Challenge: Can you quote the records below in full, word for word?
##### Input #####
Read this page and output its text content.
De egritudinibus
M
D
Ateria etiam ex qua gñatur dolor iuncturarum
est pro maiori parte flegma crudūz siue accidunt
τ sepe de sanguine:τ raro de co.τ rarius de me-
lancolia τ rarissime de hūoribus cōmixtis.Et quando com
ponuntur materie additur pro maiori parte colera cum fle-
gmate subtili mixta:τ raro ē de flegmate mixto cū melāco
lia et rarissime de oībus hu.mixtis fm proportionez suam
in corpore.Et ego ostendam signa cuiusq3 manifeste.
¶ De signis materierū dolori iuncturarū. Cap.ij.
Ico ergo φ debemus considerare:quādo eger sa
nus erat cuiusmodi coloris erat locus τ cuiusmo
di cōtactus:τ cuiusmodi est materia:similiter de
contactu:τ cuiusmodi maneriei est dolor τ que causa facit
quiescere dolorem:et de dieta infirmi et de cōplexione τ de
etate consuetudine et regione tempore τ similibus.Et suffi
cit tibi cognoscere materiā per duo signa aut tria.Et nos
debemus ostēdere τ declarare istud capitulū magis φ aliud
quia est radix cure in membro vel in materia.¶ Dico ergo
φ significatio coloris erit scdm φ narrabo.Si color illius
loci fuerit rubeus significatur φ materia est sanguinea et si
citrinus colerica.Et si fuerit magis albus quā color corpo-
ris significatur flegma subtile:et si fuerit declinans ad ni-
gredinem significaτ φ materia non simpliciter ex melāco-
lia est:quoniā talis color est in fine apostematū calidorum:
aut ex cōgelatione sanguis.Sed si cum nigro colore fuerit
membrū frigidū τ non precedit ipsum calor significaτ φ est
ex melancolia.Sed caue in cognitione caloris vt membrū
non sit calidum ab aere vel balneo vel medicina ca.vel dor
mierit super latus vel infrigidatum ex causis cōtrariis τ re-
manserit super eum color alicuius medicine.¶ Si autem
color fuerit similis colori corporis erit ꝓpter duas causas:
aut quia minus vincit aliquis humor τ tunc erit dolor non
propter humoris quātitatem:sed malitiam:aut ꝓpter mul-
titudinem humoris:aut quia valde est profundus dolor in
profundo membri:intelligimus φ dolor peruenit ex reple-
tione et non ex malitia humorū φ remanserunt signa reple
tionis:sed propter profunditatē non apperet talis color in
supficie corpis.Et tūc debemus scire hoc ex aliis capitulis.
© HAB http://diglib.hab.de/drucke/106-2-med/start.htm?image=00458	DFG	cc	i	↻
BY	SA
#####
Right answer:
Read this page and output its text content.
De egritudinibus
M
D
Ateria etiam ex qua gñatur dolor iuncturarum
est pro maiori parte flegma crudūz siue accidunt
τ sepe de sanguine:τ raro de co.τ rarius de me-
lancolia τ rarissime de hūoribus cōmixtis.Et quando com
ponuntur materie additur pro maiori parte colera cum fle-
gmate subtili mixta:τ raro ē de flegmate mixto cū melāco
lia et rarissime de oībus hu.mixtis fm proportionez suam
in corpore.Et ego ostendam signa cuiusq3 manifeste.
¶ De signis materierū dolori iuncturarū. Cap.ij.
Ico ergo φ debemus considerare:quādo eger sa
nus erat cuiusmodi coloris erat locus τ cuiusmo
di cōtactus:τ cuiusmodi est materia:similiter de
contactu:τ cuiusmodi maneriei est dolor τ que causa facit
quiescere dolorem:et de dieta infirmi et de cōplexione τ de
etate consuetudine et regione tempore τ similibus.Et suffi
cit tibi cognoscere materiā per duo signa aut tria.Et nos
debemus ostēdere τ declarare istud capitulū magis φ aliud
quia est radix cure in membro vel in materia.¶ Dico ergo
φ significatio coloris erit scdm φ narrabo.Si color illius
loci fuerit rubeus significatur φ materia est sanguinea et si
citrinus colerica.Et si fuerit magis albus quā color corpo-
ris significatur flegma subtile:et si fuerit declinans ad ni-
gredinem significaτ φ materia non simpliciter ex melāco-
lia est:quoniā talis color est in fine apostematū calidorum:
aut ex cōgelatione sanguis.Sed si cum nigro colore fuerit
membrū frigidū τ non precedit ipsum calor significaτ φ est
ex melancolia.Sed caue in cognitione caloris vt membrū
non sit calidum ab aere vel balneo vel medicina ca.vel dor
mierit super latus vel infrigidatum ex causis cōtrariis τ re-
manserit super eum color alicuius medicine.¶ Si autem
color fuerit similis colori corporis erit ꝓpter duas causas:
aut quia minus vincit aliquis humor τ tunc erit dolor non
propter humoris quātitatem:sed malitiam:aut ꝓpter mul-
titudinem humoris:aut quia valde est profundus dolor in
profundo membri:intelligimus φ dolor peruenit ex reple-
tione et non ex malitia humorū φ remanserunt signa reple
tionis:sed propter profunditatē non apperet talis color in
supficie corpis.Et tūc debemus scire hoc ex aliis capitulis.
© HAB http://diglib.hab.de/drucke/106-2-med/start.htm?image=00458	DFG	cc	i	↻
BY	SA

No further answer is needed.